● What you need to do
Find the word "JSON" in the data. Return every line where it appears.

-- Start Supplied entries --

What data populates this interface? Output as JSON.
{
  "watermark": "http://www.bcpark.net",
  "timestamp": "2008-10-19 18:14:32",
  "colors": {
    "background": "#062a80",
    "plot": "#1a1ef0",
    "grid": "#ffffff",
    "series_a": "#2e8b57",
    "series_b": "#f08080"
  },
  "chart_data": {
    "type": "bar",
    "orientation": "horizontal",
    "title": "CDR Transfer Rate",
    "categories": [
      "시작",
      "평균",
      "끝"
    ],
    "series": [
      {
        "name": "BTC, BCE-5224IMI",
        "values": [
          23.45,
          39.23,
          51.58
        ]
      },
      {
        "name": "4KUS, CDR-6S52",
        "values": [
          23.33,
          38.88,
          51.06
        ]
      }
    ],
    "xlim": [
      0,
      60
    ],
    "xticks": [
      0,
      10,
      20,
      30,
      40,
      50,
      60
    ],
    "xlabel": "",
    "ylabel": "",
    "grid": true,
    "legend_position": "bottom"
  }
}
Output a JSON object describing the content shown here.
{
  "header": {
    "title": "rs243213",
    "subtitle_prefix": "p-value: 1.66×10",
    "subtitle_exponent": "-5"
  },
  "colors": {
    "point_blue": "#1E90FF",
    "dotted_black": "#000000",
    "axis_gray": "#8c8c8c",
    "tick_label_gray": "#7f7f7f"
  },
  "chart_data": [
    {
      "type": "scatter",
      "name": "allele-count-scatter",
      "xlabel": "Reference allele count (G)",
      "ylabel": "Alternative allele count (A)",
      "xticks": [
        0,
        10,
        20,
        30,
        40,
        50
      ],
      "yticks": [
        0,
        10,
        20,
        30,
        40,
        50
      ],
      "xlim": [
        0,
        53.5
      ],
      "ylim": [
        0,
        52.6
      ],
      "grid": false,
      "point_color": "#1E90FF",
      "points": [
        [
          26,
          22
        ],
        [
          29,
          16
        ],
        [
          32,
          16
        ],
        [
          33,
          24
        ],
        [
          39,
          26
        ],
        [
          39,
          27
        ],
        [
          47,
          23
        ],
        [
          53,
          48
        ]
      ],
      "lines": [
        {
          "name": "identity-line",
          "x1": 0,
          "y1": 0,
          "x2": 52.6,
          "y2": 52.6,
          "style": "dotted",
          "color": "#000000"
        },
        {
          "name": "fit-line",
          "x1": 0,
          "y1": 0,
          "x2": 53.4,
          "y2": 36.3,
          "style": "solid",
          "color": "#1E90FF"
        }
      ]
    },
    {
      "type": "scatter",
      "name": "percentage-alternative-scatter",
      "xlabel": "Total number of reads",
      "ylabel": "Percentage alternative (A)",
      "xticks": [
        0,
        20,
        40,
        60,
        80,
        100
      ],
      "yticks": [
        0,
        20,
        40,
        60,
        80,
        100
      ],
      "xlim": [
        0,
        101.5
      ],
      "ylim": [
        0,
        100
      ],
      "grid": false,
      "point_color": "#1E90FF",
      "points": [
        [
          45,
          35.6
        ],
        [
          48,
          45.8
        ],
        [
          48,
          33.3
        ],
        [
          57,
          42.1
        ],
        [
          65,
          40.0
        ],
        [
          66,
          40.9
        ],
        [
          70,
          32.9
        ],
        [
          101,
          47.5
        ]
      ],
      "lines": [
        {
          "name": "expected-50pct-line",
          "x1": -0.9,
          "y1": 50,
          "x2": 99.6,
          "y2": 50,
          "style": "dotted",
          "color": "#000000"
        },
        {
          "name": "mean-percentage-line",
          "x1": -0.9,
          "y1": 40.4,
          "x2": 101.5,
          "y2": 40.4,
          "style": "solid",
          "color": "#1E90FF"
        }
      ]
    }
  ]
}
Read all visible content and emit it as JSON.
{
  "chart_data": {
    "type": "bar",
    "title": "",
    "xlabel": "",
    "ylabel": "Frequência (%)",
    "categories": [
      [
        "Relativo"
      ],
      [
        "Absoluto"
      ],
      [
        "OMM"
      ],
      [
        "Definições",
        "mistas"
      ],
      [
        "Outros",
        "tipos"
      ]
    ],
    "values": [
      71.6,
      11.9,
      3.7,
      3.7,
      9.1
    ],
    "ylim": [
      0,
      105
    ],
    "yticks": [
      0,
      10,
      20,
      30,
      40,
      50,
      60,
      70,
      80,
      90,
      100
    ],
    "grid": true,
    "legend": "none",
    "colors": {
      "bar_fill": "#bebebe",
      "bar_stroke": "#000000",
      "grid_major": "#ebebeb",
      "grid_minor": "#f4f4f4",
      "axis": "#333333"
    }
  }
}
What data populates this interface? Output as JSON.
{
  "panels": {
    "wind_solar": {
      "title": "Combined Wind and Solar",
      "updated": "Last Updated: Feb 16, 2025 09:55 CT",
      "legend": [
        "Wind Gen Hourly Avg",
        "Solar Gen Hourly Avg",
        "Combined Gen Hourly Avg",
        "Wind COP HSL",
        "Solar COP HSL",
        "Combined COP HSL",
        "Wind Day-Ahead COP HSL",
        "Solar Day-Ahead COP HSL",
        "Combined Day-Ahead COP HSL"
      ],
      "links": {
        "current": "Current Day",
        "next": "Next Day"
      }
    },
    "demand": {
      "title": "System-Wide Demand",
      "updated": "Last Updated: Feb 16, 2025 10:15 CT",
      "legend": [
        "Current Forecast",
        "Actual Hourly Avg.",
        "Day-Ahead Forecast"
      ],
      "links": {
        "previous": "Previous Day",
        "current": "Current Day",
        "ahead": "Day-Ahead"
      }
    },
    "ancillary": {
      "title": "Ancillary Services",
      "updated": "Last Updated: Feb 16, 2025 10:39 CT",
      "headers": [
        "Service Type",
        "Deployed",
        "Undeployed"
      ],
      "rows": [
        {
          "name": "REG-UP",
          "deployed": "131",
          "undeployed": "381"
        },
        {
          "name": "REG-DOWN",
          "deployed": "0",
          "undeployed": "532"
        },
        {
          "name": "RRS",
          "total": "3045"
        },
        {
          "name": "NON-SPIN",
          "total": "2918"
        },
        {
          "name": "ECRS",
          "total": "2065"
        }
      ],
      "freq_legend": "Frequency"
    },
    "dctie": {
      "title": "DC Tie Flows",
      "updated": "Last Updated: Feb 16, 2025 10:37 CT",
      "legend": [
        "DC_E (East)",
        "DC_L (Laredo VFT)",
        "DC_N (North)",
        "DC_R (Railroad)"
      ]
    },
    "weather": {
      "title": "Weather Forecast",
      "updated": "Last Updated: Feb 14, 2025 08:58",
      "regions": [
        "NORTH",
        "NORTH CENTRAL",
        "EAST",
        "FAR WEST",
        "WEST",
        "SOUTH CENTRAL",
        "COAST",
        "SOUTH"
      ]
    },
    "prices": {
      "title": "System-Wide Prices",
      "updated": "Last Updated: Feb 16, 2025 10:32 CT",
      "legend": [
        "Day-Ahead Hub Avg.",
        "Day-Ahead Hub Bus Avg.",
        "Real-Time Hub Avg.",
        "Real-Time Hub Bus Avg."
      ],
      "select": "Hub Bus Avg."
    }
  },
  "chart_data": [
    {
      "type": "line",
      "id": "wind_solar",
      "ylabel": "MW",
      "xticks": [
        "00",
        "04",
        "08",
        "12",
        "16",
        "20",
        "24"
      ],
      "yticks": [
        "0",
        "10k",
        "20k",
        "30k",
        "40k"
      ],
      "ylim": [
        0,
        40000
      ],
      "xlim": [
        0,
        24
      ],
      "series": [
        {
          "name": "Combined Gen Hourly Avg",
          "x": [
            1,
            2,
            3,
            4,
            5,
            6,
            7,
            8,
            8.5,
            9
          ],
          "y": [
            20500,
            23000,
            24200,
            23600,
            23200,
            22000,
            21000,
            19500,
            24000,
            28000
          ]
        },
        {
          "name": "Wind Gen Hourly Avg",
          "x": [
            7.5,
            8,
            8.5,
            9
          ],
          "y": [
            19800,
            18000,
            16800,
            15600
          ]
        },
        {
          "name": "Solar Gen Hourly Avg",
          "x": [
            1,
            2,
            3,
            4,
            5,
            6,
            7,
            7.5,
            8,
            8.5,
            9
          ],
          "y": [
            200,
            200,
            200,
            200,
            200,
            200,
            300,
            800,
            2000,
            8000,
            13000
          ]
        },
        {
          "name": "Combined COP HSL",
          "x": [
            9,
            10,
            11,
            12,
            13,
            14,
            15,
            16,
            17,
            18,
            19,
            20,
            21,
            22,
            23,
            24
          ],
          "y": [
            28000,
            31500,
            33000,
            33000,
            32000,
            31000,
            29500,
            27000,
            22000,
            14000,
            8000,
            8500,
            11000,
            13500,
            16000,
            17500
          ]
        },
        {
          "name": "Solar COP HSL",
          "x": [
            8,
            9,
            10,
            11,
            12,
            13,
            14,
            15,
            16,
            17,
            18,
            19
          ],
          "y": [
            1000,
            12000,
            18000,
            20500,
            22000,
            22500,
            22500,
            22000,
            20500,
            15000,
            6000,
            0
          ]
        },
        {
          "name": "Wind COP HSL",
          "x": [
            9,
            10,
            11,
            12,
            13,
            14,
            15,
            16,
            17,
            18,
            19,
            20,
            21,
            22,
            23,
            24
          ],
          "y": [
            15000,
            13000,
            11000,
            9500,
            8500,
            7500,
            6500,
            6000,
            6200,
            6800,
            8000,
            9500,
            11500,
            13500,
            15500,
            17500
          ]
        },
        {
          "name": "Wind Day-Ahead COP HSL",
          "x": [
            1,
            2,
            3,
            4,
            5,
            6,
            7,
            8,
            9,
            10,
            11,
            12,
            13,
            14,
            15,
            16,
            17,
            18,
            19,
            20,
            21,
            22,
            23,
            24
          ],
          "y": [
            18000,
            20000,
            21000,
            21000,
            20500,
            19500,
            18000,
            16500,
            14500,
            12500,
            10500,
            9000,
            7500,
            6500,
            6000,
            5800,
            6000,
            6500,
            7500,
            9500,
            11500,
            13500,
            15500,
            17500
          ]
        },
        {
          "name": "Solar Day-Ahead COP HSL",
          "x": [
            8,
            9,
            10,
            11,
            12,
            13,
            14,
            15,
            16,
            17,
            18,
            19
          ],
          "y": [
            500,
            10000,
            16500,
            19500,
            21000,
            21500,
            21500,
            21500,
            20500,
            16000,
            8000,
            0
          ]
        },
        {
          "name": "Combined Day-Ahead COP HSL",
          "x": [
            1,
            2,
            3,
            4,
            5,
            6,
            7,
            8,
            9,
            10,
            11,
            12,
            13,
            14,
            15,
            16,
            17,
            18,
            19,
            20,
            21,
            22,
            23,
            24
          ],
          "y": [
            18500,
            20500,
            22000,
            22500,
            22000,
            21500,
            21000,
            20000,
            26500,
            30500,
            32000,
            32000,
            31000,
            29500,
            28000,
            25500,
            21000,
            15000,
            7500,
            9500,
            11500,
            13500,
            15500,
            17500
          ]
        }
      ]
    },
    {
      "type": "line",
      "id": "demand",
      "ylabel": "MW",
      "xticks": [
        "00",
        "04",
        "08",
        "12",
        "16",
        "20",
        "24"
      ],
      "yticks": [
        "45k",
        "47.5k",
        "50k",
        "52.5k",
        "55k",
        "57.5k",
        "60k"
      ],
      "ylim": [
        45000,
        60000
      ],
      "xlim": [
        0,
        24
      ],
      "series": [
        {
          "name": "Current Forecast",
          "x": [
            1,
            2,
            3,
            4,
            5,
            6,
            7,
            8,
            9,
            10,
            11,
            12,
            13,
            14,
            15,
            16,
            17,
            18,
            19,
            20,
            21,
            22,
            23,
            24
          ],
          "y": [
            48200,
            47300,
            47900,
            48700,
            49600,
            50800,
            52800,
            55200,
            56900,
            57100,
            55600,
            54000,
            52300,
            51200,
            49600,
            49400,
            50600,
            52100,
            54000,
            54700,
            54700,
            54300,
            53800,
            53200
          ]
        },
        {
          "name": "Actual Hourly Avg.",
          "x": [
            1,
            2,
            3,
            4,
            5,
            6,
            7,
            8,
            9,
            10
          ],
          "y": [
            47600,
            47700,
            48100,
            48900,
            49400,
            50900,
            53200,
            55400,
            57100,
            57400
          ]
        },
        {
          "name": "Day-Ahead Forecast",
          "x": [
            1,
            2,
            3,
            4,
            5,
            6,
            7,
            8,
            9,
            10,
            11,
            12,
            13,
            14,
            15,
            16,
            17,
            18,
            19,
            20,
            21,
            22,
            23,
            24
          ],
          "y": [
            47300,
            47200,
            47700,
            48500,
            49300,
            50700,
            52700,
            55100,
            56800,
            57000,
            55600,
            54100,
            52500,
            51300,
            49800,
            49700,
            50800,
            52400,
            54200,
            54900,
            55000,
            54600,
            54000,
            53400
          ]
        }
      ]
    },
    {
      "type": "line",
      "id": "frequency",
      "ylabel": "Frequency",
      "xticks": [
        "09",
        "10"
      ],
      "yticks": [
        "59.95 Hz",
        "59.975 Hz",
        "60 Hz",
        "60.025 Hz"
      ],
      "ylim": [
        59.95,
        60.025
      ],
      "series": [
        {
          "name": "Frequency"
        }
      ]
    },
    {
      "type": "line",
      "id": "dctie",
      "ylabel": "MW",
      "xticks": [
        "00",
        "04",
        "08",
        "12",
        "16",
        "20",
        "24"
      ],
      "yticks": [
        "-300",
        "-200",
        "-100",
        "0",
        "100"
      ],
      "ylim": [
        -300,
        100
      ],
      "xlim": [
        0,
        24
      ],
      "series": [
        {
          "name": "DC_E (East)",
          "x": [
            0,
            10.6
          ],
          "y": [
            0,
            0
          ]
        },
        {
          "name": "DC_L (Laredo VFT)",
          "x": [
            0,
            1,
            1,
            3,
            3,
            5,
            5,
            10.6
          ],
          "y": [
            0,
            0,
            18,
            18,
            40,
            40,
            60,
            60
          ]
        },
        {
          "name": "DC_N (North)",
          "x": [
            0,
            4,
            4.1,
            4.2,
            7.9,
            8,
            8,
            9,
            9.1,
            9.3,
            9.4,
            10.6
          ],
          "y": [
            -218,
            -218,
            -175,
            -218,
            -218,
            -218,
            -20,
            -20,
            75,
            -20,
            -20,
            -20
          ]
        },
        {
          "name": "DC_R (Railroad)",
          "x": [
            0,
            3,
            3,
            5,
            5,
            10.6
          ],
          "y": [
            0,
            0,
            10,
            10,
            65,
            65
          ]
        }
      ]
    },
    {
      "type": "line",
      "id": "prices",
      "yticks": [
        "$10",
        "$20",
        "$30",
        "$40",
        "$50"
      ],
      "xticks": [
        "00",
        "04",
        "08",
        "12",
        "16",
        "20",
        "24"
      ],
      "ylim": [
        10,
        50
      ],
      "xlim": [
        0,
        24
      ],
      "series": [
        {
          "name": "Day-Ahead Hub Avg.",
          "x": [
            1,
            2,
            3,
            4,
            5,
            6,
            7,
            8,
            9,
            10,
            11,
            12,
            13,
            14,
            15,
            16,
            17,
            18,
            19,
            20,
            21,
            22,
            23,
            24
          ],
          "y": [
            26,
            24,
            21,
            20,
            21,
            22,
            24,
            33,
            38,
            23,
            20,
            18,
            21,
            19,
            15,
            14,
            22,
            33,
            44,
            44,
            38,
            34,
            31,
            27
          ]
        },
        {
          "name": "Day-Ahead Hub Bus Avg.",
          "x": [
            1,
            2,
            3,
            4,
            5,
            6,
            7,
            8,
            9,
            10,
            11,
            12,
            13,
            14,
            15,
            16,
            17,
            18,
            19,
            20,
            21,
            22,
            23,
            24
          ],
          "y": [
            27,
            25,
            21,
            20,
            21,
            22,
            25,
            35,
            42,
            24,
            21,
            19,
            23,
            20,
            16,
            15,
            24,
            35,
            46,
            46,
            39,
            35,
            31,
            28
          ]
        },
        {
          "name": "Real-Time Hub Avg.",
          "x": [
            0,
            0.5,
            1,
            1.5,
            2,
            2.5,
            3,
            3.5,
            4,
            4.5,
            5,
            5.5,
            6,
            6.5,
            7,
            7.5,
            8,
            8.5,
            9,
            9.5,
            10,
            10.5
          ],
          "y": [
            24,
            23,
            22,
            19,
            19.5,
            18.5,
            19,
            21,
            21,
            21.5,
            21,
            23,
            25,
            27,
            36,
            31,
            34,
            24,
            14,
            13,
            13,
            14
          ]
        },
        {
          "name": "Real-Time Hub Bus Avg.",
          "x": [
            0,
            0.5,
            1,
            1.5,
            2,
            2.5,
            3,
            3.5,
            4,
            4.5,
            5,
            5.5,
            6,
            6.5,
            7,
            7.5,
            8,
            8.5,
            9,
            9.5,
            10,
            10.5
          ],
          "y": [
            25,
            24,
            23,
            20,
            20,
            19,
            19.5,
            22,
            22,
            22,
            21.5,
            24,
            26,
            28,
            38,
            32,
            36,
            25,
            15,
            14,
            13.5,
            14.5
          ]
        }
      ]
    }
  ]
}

-- End Supplied entries --

● Exercise result
What data populates this interface? Output as JSON.
Output a JSON object describing the content shown here.
Read all visible content and emit it as JSON.
What data populates this interface? Output as JSON.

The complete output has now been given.